** start SUPPLIED MATERIAL **

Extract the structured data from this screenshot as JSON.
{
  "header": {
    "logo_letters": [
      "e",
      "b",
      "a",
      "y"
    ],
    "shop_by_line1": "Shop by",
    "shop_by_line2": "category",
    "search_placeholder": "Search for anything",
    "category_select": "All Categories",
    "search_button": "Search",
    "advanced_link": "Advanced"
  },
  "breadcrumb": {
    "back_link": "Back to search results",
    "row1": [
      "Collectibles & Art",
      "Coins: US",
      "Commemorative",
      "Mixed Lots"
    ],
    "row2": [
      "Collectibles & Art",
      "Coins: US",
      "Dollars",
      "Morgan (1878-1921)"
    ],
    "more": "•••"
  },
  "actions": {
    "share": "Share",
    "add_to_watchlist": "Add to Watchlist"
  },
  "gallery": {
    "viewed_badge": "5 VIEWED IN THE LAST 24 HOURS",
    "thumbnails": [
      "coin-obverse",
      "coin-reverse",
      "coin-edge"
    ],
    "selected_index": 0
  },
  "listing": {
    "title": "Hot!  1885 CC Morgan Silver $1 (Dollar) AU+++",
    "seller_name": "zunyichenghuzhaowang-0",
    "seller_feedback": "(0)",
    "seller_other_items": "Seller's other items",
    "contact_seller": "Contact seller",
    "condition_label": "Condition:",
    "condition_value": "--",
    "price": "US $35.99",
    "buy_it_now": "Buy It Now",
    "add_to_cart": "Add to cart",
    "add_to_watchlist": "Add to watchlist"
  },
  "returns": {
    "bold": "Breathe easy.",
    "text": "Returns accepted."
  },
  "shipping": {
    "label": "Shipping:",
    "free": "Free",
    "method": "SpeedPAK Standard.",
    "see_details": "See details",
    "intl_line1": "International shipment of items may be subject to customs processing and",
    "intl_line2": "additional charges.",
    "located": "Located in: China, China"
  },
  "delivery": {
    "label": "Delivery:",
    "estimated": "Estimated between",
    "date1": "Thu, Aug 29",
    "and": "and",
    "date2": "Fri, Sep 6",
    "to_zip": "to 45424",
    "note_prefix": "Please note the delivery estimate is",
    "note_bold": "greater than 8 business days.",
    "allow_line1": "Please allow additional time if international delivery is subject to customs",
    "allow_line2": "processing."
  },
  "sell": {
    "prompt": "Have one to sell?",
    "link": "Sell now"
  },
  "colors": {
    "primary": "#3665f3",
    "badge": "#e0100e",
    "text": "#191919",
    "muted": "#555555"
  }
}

** end SUPPLIED MATERIAL **

▶ AIM OF THE TASK: Extract every record and return it verbatim.

▶ SOLUTION FOR THIS PROBLEM:
Extract the structured data from this screenshot as JSON.
{
  "header": {
    "logo_letters": [
      "e",
      "b",
      "a",
      "y"
    ],
    "shop_by_line1": "Shop by",
    "shop_by_line2": "category",
    "search_placeholder": "Search for anything",
    "category_select": "All Categories",
    "search_button": "Search",
    "advanced_link": "Advanced"
  },
  "breadcrumb": {
    "back_link": "Back to search results",
    "row1": [
      "Collectibles & Art",
      "Coins: US",
      "Commemorative",
      "Mixed Lots"
    ],
    "row2": [
      "Collectibles & Art",
      "Coins: US",
      "Dollars",
      "Morgan (1878-1921)"
    ],
    "more": "•••"
  },
  "actions": {
    "share": "Share",
    "add_to_watchlist": "Add to Watchlist"
  },
  "gallery": {
    "viewed_badge": "5 VIEWED IN THE LAST 24 HOURS",
    "thumbnails": [
      "coin-obverse",
      "coin-reverse",
      "coin-edge"
    ],
    "selected_index": 0
  },
  "listing": {
    "title": "Hot!  1885 CC Morgan Silver $1 (Dollar) AU+++",
    "seller_name": "zunyichenghuzhaowang-0",
    "seller_feedback": "(0)",
    "seller_other_items": "Seller's other items",
    "contact_seller": "Contact seller",
    "condition_label": "Condition:",
    "condition_value": "--",
    "price": "US $35.99",
    "buy_it_now": "Buy It Now",
    "add_to_cart": "Add to cart",
    "add_to_watchlist": "Add to watchlist"
  },
  "returns": {
    "bold": "Breathe easy.",
    "text": "Returns accepted."
  },
  "shipping": {
    "label": "Shipping:",
    "free": "Free",
    "method": "SpeedPAK Standard.",
    "see_details": "See details",
    "intl_line1": "International shipment of items may be subject to customs processing and",
    "intl_line2": "additional charges.",
    "located": "Located in: China, China"
  },
  "delivery": {
    "label": "Delivery:",
    "estimated": "Estimated between",
    "date1": "Thu, Aug 29",
    "and": "and",
    "date2": "Fri, Sep 6",
    "to_zip": "to 45424",
    "note_prefix": "Please note the delivery estimate is",
    "note_bold": "greater than 8 business days.",
    "allow_line1": "Please allow additional time if international delivery is subject to customs",
    "allow_line2": "processing."
  },
  "sell": {
    "prompt": "Have one to sell?",
    "link": "Sell now"
  },
  "colors": {
    "primary": "#3665f3",
    "badge": "#e0100e",
    "text": "#191919",
    "muted": "#555555"
  }
}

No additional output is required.